* Your instructions
Copy the records below exactly, leaving out every picture.
-.-.-
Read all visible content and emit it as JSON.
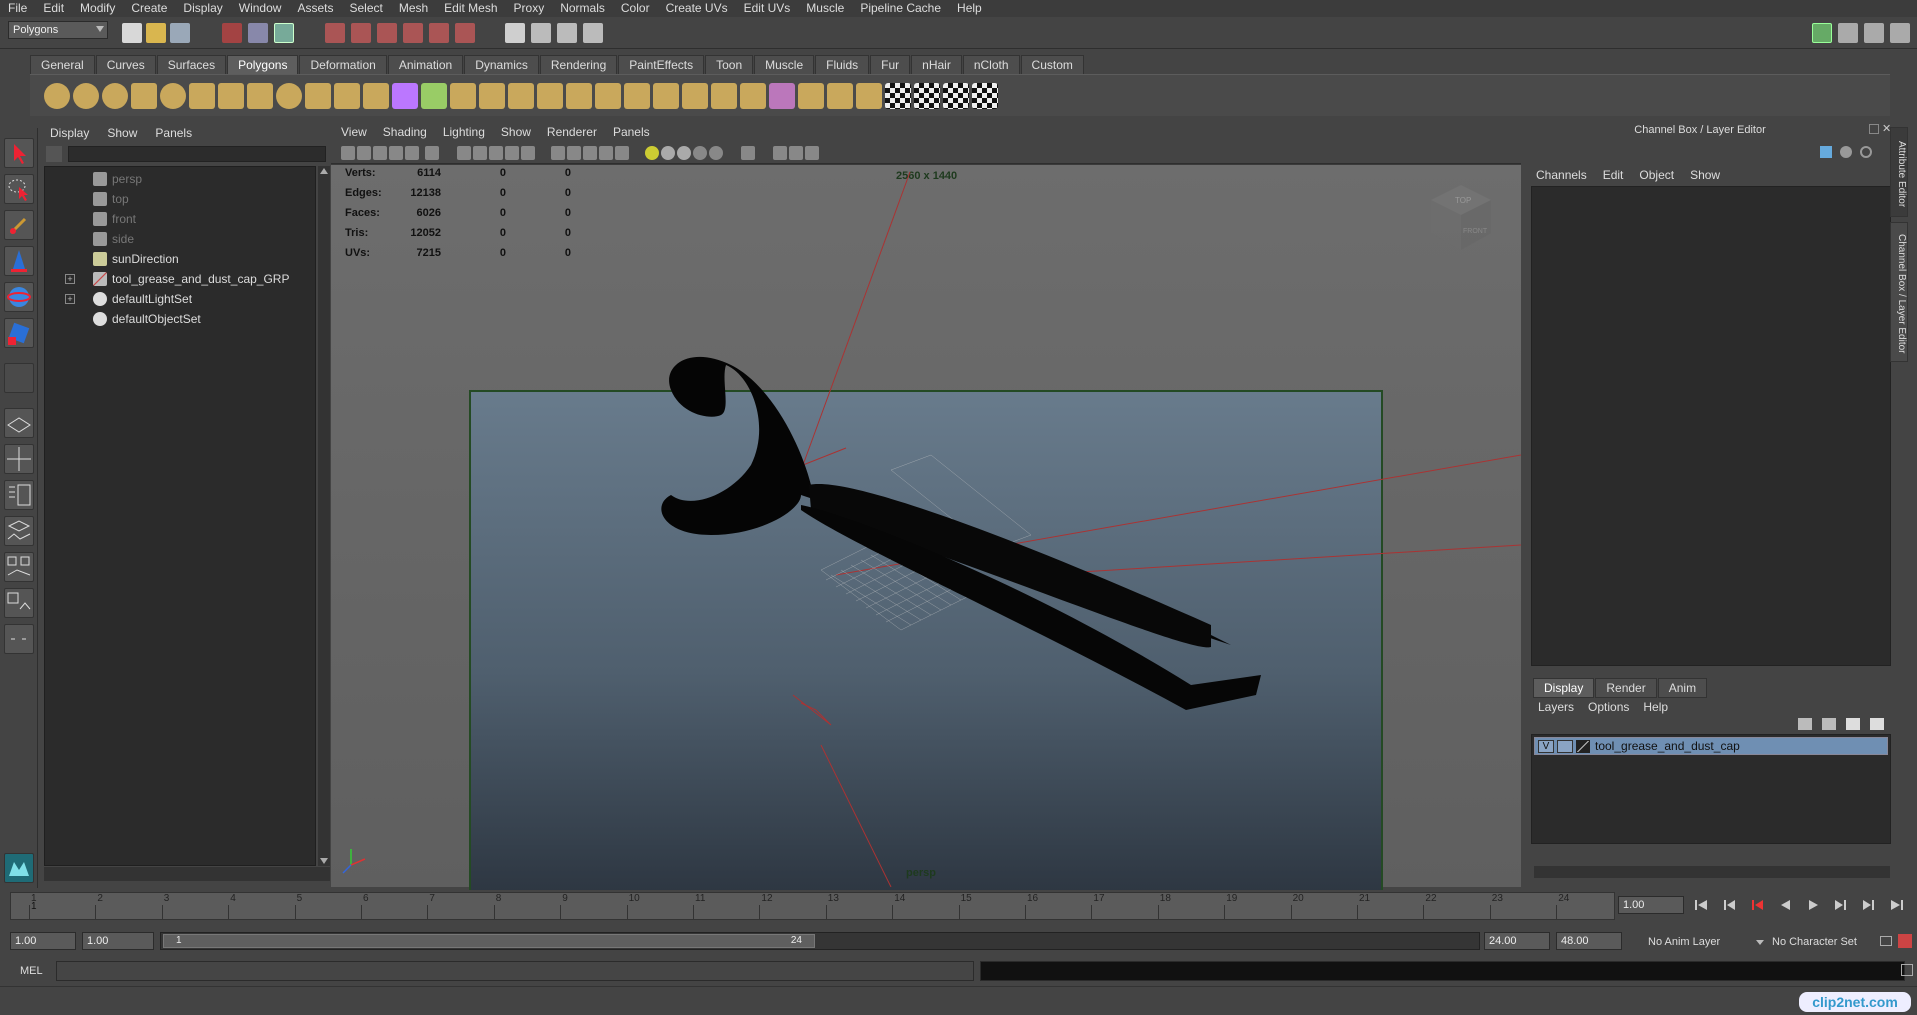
{
  "menubar": [
    "File",
    "Edit",
    "Modify",
    "Create",
    "Display",
    "Window",
    "Assets",
    "Select",
    "Mesh",
    "Edit Mesh",
    "Proxy",
    "Normals",
    "Color",
    "Create UVs",
    "Edit UVs",
    "Muscle",
    "Pipeline Cache",
    "Help"
  ],
  "status": {
    "mode": "Polygons"
  },
  "shelf_tabs": [
    "General",
    "Curves",
    "Surfaces",
    "Polygons",
    "Deformation",
    "Animation",
    "Dynamics",
    "Rendering",
    "PaintEffects",
    "Toon",
    "Muscle",
    "Fluids",
    "Fur",
    "nHair",
    "nCloth",
    "Custom"
  ],
  "shelf_active": "Polygons",
  "outliner": {
    "menu": [
      "Display",
      "Show",
      "Panels"
    ],
    "items": [
      {
        "label": "persp",
        "icon": "camera-icon",
        "dim": true
      },
      {
        "label": "top",
        "icon": "camera-icon",
        "dim": true
      },
      {
        "label": "front",
        "icon": "camera-icon",
        "dim": true
      },
      {
        "label": "side",
        "icon": "camera-icon",
        "dim": true
      },
      {
        "label": "sunDirection",
        "icon": "directional-light-icon",
        "dim": false
      },
      {
        "label": "tool_grease_and_dust_cap_GRP",
        "icon": "group-icon",
        "dim": false,
        "expand": true
      },
      {
        "label": "defaultLightSet",
        "icon": "set-icon",
        "dim": false,
        "expand": true
      },
      {
        "label": "defaultObjectSet",
        "icon": "set-icon",
        "dim": false
      }
    ]
  },
  "viewport": {
    "menu": [
      "View",
      "Shading",
      "Lighting",
      "Show",
      "Renderer",
      "Panels"
    ],
    "hud": [
      {
        "label": "Verts:",
        "v1": "6114",
        "v2": "0",
        "v3": "0"
      },
      {
        "label": "Edges:",
        "v1": "12138",
        "v2": "0",
        "v3": "0"
      },
      {
        "label": "Faces:",
        "v1": "6026",
        "v2": "0",
        "v3": "0"
      },
      {
        "label": "Tris:",
        "v1": "12052",
        "v2": "0",
        "v3": "0"
      },
      {
        "label": "UVs:",
        "v1": "7215",
        "v2": "0",
        "v3": "0"
      }
    ],
    "resolution": "2560 x 1440",
    "camera": "persp",
    "viewcube_top": "TOP",
    "viewcube_front": "FRONT"
  },
  "channel_box": {
    "title": "Channel Box / Layer Editor",
    "menu": [
      "Channels",
      "Edit",
      "Object",
      "Show"
    ],
    "side_tabs": [
      "Attribute Editor",
      "Channel Box / Layer Editor"
    ]
  },
  "layer_editor": {
    "tabs": [
      "Display",
      "Render",
      "Anim"
    ],
    "active_tab": "Display",
    "menu": [
      "Layers",
      "Options",
      "Help"
    ],
    "layer": {
      "visibility": "V",
      "name": "tool_grease_and_dust_cap"
    }
  },
  "timeline": {
    "ticks": [
      "1",
      "2",
      "3",
      "4",
      "5",
      "6",
      "7",
      "8",
      "9",
      "10",
      "11",
      "12",
      "13",
      "14",
      "15",
      "16",
      "17",
      "18",
      "19",
      "20",
      "21",
      "22",
      "23",
      "24"
    ],
    "current_frame_marker": "1",
    "current_time": "1.00"
  },
  "range": {
    "start": "1.00",
    "start2": "1.00",
    "slider_start": "1",
    "slider_end": "24",
    "end": "24.00",
    "end2": "48.00",
    "anim_layer": "No Anim Layer",
    "char_set": "No Character Set"
  },
  "cmdline": {
    "label": "MEL"
  },
  "watermark": "clip2net.com"
}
-.-.-
* Solution
Read all visible content and emit it as JSON.
{
  "menubar": [
    "File",
    "Edit",
    "Modify",
    "Create",
    "Display",
    "Window",
    "Assets",
    "Select",
    "Mesh",
    "Edit Mesh",
    "Proxy",
    "Normals",
    "Color",
    "Create UVs",
    "Edit UVs",
    "Muscle",
    "Pipeline Cache",
    "Help"
  ],
  "status": {
    "mode": "Polygons"
  },
  "shelf_tabs": [
    "General",
    "Curves",
    "Surfaces",
    "Polygons",
    "Deformation",
    "Animation",
    "Dynamics",
    "Rendering",
    "PaintEffects",
    "Toon",
    "Muscle",
    "Fluids",
    "Fur",
    "nHair",
    "nCloth",
    "Custom"
  ],
  "shelf_active": "Polygons",
  "outliner": {
    "menu": [
      "Display",
      "Show",
      "Panels"
    ],
    "items": [
      {
        "label": "persp",
        "icon": "camera-icon",
        "dim": true
      },
      {
        "label": "top",
        "icon": "camera-icon",
        "dim": true
      },
      {
        "label": "front",
        "icon": "camera-icon",
        "dim": true
      },
      {
        "label": "side",
        "icon": "camera-icon",
        "dim": true
      },
      {
        "label": "sunDirection",
        "icon": "directional-light-icon",
        "dim": false
      },
      {
        "label": "tool_grease_and_dust_cap_GRP",
        "icon": "group-icon",
        "dim": false,
        "expand": true
      },
      {
        "label": "defaultLightSet",
        "icon": "set-icon",
        "dim": false,
        "expand": true
      },
      {
        "label": "defaultObjectSet",
        "icon": "set-icon",
        "dim": false
      }
    ]
  },
  "viewport": {
    "menu": [
      "View",
      "Shading",
      "Lighting",
      "Show",
      "Renderer",
      "Panels"
    ],
    "hud": [
      {
        "label": "Verts:",
        "v1": "6114",
        "v2": "0",
        "v3": "0"
      },
      {
        "label": "Edges:",
        "v1": "12138",
        "v2": "0",
        "v3": "0"
      },
      {
        "label": "Faces:",
        "v1": "6026",
        "v2": "0",
        "v3": "0"
      },
      {
        "label": "Tris:",
        "v1": "12052",
        "v2": "0",
        "v3": "0"
      },
      {
        "label": "UVs:",
        "v1": "7215",
        "v2": "0",
        "v3": "0"
      }
    ],
    "resolution": "2560 x 1440",
    "camera": "persp",
    "viewcube_top": "TOP",
    "viewcube_front": "FRONT"
  },
  "channel_box": {
    "title": "Channel Box / Layer Editor",
    "menu": [
      "Channels",
      "Edit",
      "Object",
      "Show"
    ],
    "side_tabs": [
      "Attribute Editor",
      "Channel Box / Layer Editor"
    ]
  },
  "layer_editor": {
    "tabs": [
      "Display",
      "Render",
      "Anim"
    ],
    "active_tab": "Display",
    "menu": [
      "Layers",
      "Options",
      "Help"
    ],
    "layer": {
      "visibility": "V",
      "name": "tool_grease_and_dust_cap"
    }
  },
  "timeline": {
    "ticks": [
      "1",
      "2",
      "3",
      "4",
      "5",
      "6",
      "7",
      "8",
      "9",
      "10",
      "11",
      "12",
      "13",
      "14",
      "15",
      "16",
      "17",
      "18",
      "19",
      "20",
      "21",
      "22",
      "23",
      "24"
    ],
    "current_frame_marker": "1",
    "current_time": "1.00"
  },
  "range": {
    "start": "1.00",
    "start2": "1.00",
    "slider_start": "1",
    "slider_end": "24",
    "end": "24.00",
    "end2": "48.00",
    "anim_layer": "No Anim Layer",
    "char_set": "No Character Set"
  },
  "cmdline": {
    "label": "MEL"
  },
  "watermark": "clip2net.com"
}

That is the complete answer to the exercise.